● **PROBLEM TO SOLVE**:
Pick every line from the data that holds the word "this".

● **DATASET ENTRIES**:
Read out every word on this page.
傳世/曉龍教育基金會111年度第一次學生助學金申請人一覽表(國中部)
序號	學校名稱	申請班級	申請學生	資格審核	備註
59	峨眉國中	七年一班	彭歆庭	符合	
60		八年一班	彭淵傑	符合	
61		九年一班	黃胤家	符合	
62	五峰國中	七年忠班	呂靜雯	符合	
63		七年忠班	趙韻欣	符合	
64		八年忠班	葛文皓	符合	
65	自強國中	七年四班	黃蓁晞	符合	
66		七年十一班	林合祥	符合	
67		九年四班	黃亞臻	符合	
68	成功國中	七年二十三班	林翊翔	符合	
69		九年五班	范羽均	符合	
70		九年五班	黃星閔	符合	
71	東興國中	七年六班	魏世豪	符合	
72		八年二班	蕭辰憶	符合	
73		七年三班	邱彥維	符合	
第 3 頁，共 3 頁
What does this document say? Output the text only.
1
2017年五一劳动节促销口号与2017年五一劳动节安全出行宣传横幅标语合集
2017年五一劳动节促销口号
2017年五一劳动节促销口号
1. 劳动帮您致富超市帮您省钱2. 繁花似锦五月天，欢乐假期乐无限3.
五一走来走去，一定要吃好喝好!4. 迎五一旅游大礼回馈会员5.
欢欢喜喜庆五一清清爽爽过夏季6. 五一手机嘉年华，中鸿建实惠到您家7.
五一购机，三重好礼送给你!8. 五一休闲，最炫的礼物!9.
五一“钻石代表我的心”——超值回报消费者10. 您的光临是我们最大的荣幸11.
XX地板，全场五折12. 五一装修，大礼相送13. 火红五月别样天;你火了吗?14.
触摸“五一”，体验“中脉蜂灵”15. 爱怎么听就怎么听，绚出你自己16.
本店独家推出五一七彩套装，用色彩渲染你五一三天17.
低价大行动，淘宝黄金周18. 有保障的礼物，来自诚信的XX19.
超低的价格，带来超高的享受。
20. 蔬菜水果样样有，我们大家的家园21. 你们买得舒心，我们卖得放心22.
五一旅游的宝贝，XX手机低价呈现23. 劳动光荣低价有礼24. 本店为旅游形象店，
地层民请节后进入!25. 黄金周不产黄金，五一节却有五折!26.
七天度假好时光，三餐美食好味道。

● **EXERCISE OUTPUT**:
Read out every word on this page.
What does this document say? Output the text only.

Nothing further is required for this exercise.